Problem - Each line that holds the string "записи" counts once; say how many such lines there are and add nothing.

[Stored data]
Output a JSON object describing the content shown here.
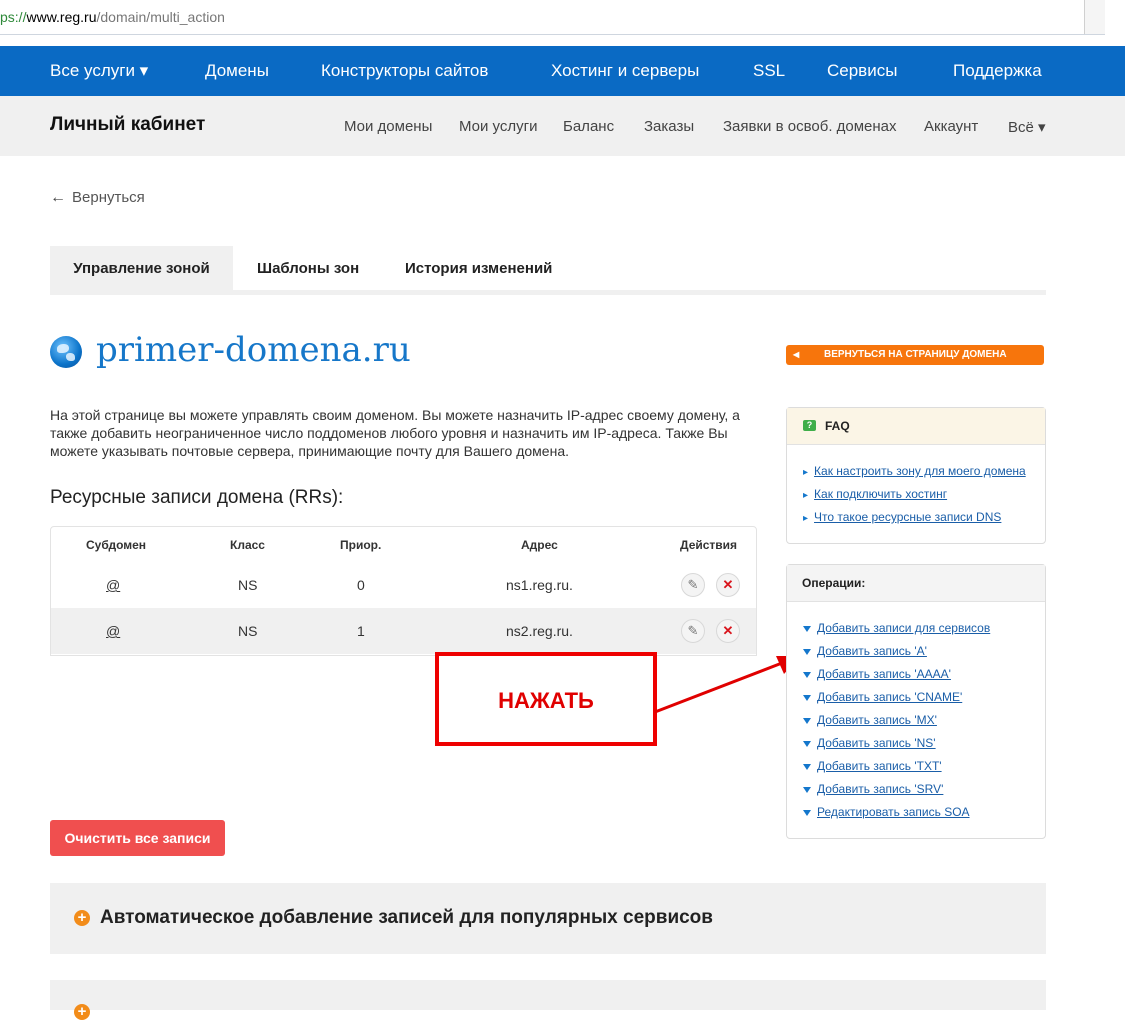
{
  "browser": {
    "url_scheme": "ps://",
    "url_host": "www.reg.ru",
    "url_path": "/domain/multi_action"
  },
  "topnav": {
    "items": [
      "Все услуги ▾",
      "Домены",
      "Конструкторы сайтов",
      "Хостинг и серверы",
      "SSL",
      "Сервисы",
      "Поддержка"
    ]
  },
  "subnav": {
    "brand": "Личный кабинет",
    "items": [
      "Мои домены",
      "Мои услуги",
      "Баланс",
      "Заказы",
      "Заявки в освоб. доменах",
      "Аккаунт",
      "Всё ▾"
    ]
  },
  "back_label": "Вернуться",
  "tabs": [
    "Управление зоной",
    "Шаблоны зон",
    "История изменений"
  ],
  "domain_name": "primer-domena.ru",
  "return_button": "ВЕРНУТЬСЯ НА СТРАНИЦУ ДОМЕНА",
  "intro_text": "На этой странице вы можете управлять своим доменом. Вы можете назначить IP-адрес своему домену, а также добавить неограниченное число поддоменов любого уровня и назначить им IP-адреса. Также Вы можете указывать почтовые сервера, принимающие почту для Вашего домена.",
  "records_title": "Ресурсные записи домена (RRs):",
  "table": {
    "headers": [
      "Субдомен",
      "Класс",
      "Приор.",
      "Адрес",
      "Действия"
    ],
    "rows": [
      {
        "subdomain": "@",
        "class": "NS",
        "priority": "0",
        "address": "ns1.reg.ru."
      },
      {
        "subdomain": "@",
        "class": "NS",
        "priority": "1",
        "address": "ns2.reg.ru."
      }
    ]
  },
  "callout": "НАЖАТЬ",
  "faq": {
    "title": "FAQ",
    "links": [
      "Как настроить зону для моего домена",
      "Как подключить хостинг",
      "Что такое ресурсные записи DNS"
    ]
  },
  "operations": {
    "title": "Операции:",
    "links": [
      "Добавить записи для сервисов",
      "Добавить запись 'A'",
      "Добавить запись 'AAAA'",
      "Добавить запись 'CNAME'",
      "Добавить запись 'MX'",
      "Добавить запись 'NS'",
      "Добавить запись 'TXT'",
      "Добавить запись 'SRV'",
      "Редактировать запись SOA"
    ]
  },
  "clear_button": "Очистить все записи",
  "accordion": {
    "auto_title": "Автоматическое добавление записей для популярных сервисов"
  },
  "colors": {
    "nav_blue": "#0a6ac4",
    "accent_orange": "#f7750c",
    "danger_red": "#f04f4f",
    "callout_red": "#e00000",
    "link_blue": "#1a5ea8"
  }
}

Response to the task - 4